— start —
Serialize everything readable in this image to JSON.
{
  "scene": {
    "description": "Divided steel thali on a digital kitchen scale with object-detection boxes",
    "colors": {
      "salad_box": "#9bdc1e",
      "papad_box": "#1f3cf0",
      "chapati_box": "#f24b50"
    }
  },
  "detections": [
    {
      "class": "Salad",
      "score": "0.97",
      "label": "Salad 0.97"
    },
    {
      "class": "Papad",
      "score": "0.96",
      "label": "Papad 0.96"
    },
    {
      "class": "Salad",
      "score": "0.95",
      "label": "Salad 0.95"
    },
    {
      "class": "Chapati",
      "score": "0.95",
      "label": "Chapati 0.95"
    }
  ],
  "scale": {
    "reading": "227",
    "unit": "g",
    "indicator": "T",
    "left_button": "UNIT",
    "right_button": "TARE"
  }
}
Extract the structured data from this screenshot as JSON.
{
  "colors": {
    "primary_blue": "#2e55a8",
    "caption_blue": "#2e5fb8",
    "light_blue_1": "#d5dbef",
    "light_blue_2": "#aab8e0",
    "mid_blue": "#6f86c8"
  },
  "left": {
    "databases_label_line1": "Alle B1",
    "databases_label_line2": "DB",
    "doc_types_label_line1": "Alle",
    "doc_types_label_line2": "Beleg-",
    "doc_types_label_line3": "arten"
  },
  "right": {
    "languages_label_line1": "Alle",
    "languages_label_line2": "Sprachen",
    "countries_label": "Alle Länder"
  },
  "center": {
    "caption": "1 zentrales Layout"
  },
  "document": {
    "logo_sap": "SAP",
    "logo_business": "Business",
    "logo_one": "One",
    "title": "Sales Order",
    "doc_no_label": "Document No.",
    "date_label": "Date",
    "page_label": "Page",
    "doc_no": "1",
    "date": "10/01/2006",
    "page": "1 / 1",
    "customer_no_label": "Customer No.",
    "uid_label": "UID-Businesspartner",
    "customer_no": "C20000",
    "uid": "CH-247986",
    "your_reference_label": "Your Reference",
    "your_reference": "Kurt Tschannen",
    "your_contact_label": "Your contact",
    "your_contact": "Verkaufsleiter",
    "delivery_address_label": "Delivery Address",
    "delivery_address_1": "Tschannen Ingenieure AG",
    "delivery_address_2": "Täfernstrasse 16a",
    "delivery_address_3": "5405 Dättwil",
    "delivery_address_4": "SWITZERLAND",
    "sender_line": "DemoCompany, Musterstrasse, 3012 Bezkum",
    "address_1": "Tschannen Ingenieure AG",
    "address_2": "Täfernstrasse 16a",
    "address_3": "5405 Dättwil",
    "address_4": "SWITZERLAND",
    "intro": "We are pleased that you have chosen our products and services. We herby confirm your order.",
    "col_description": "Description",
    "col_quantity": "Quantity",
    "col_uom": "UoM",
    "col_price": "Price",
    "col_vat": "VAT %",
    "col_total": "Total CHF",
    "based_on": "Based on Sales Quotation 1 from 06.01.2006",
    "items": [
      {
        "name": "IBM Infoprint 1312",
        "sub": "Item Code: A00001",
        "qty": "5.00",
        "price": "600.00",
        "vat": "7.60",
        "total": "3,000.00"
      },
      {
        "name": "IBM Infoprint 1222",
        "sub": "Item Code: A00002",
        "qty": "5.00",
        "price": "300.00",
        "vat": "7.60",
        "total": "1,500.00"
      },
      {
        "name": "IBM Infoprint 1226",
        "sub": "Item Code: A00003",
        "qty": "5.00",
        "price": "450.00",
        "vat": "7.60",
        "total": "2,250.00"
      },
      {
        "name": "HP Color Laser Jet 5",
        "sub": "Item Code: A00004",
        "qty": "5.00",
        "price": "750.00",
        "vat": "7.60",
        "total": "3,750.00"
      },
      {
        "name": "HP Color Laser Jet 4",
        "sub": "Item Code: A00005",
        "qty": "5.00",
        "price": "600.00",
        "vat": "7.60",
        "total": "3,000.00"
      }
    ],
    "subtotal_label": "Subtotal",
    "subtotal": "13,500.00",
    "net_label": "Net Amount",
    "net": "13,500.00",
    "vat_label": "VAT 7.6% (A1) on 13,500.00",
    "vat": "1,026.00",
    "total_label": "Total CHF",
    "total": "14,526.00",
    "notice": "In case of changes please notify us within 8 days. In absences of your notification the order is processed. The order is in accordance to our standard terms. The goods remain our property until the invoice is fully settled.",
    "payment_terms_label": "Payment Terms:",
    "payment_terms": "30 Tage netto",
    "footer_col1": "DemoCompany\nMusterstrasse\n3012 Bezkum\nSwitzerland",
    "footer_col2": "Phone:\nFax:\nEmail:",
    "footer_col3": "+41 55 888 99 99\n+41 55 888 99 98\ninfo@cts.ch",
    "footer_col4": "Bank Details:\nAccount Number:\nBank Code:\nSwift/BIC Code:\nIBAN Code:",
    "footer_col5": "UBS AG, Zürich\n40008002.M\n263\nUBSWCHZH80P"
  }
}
— end —
Aim of the exercise:
Quote all the records exactly, please, leaving none out.

Output for this exercise:
Serialize everything readable in this image to JSON.
{
  "scene": {
    "description": "Divided steel thali on a digital kitchen scale with object-detection boxes",
    "colors": {
      "salad_box": "#9bdc1e",
      "papad_box": "#1f3cf0",
      "chapati_box": "#f24b50"
    }
  },
  "detections": [
    {
      "class": "Salad",
      "score": "0.97",
      "label": "Salad 0.97"
    },
    {
      "class": "Papad",
      "score": "0.96",
      "label": "Papad 0.96"
    },
    {
      "class": "Salad",
      "score": "0.95",
      "label": "Salad 0.95"
    },
    {
      "class": "Chapati",
      "score": "0.95",
      "label": "Chapati 0.95"
    }
  ],
  "scale": {
    "reading": "227",
    "unit": "g",
    "indicator": "T",
    "left_button": "UNIT",
    "right_button": "TARE"
  }
}
Extract the structured data from this screenshot as JSON.
{
  "colors": {
    "primary_blue": "#2e55a8",
    "caption_blue": "#2e5fb8",
    "light_blue_1": "#d5dbef",
    "light_blue_2": "#aab8e0",
    "mid_blue": "#6f86c8"
  },
  "left": {
    "databases_label_line1": "Alle B1",
    "databases_label_line2": "DB",
    "doc_types_label_line1": "Alle",
    "doc_types_label_line2": "Beleg-",
    "doc_types_label_line3": "arten"
  },
  "right": {
    "languages_label_line1": "Alle",
    "languages_label_line2": "Sprachen",
    "countries_label": "Alle Länder"
  },
  "center": {
    "caption": "1 zentrales Layout"
  },
  "document": {
    "logo_sap": "SAP",
    "logo_business": "Business",
    "logo_one": "One",
    "title": "Sales Order",
    "doc_no_label": "Document No.",
    "date_label": "Date",
    "page_label": "Page",
    "doc_no": "1",
    "date": "10/01/2006",
    "page": "1 / 1",
    "customer_no_label": "Customer No.",
    "uid_label": "UID-Businesspartner",
    "customer_no": "C20000",
    "uid": "CH-247986",
    "your_reference_label": "Your Reference",
    "your_reference": "Kurt Tschannen",
    "your_contact_label": "Your contact",
    "your_contact": "Verkaufsleiter",
    "delivery_address_label": "Delivery Address",
    "delivery_address_1": "Tschannen Ingenieure AG",
    "delivery_address_2": "Täfernstrasse 16a",
    "delivery_address_3": "5405 Dättwil",
    "delivery_address_4": "SWITZERLAND",
    "sender_line": "DemoCompany, Musterstrasse, 3012 Bezkum",
    "address_1": "Tschannen Ingenieure AG",
    "address_2": "Täfernstrasse 16a",
    "address_3": "5405 Dättwil",
    "address_4": "SWITZERLAND",
    "intro": "We are pleased that you have chosen our products and services. We herby confirm your order.",
    "col_description": "Description",
    "col_quantity": "Quantity",
    "col_uom": "UoM",
    "col_price": "Price",
    "col_vat": "VAT %",
    "col_total": "Total CHF",
    "based_on": "Based on Sales Quotation 1 from 06.01.2006",
    "items": [
      {
        "name": "IBM Infoprint 1312",
        "sub": "Item Code: A00001",
        "qty": "5.00",
        "price": "600.00",
        "vat": "7.60",
        "total": "3,000.00"
      },
      {
        "name": "IBM Infoprint 1222",
        "sub": "Item Code: A00002",
        "qty": "5.00",
        "price": "300.00",
        "vat": "7.60",
        "total": "1,500.00"
      },
      {
        "name": "IBM Infoprint 1226",
        "sub": "Item Code: A00003",
        "qty": "5.00",
        "price": "450.00",
        "vat": "7.60",
        "total": "2,250.00"
      },
      {
        "name": "HP Color Laser Jet 5",
        "sub": "Item Code: A00004",
        "qty": "5.00",
        "price": "750.00",
        "vat": "7.60",
        "total": "3,750.00"
      },
      {
        "name": "HP Color Laser Jet 4",
        "sub": "Item Code: A00005",
        "qty": "5.00",
        "price": "600.00",
        "vat": "7.60",
        "total": "3,000.00"
      }
    ],
    "subtotal_label": "Subtotal",
    "subtotal": "13,500.00",
    "net_label": "Net Amount",
    "net": "13,500.00",
    "vat_label": "VAT 7.6% (A1) on 13,500.00",
    "vat": "1,026.00",
    "total_label": "Total CHF",
    "total": "14,526.00",
    "notice": "In case of changes please notify us within 8 days. In absences of your notification the order is processed. The order is in accordance to our standard terms. The goods remain our property until the invoice is fully settled.",
    "payment_terms_label": "Payment Terms:",
    "payment_terms": "30 Tage netto",
    "footer_col1": "DemoCompany\nMusterstrasse\n3012 Bezkum\nSwitzerland",
    "footer_col2": "Phone:\nFax:\nEmail:",
    "footer_col3": "+41 55 888 99 99\n+41 55 888 99 98\ninfo@cts.ch",
    "footer_col4": "Bank Details:\nAccount Number:\nBank Code:\nSwift/BIC Code:\nIBAN Code:",
    "footer_col5": "UBS AG, Zürich\n40008002.M\n263\nUBSWCHZH80P"
  }
}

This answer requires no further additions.